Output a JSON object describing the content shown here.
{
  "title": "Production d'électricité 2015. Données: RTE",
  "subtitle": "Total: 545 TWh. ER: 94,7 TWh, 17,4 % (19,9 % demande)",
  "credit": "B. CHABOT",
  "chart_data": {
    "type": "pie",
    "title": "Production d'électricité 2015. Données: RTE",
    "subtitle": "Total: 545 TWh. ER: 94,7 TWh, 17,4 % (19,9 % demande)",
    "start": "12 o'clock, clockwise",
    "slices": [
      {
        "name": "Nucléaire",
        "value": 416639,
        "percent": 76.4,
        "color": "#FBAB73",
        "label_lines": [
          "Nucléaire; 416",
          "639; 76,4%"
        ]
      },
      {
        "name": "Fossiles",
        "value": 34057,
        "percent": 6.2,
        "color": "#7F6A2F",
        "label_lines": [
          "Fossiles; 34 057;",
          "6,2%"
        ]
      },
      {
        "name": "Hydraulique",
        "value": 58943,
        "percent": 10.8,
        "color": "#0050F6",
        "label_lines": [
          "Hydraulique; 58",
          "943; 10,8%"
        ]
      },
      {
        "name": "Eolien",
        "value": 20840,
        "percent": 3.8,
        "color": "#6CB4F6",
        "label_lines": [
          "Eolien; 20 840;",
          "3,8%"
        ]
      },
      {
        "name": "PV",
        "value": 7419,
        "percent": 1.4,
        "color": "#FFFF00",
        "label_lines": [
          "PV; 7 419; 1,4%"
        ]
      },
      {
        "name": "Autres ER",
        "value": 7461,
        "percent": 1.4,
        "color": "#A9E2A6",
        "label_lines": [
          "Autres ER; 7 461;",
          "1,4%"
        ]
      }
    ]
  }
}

☆ ☆ ☆ ☆

Short problem: Read through the entries and copy each line in which "value" appears.

Full response:
        "value": 416639,
        "value": 34057,
        "value": 58943,
        "value": 20840,
        "value": 7419,
        "value": 7461,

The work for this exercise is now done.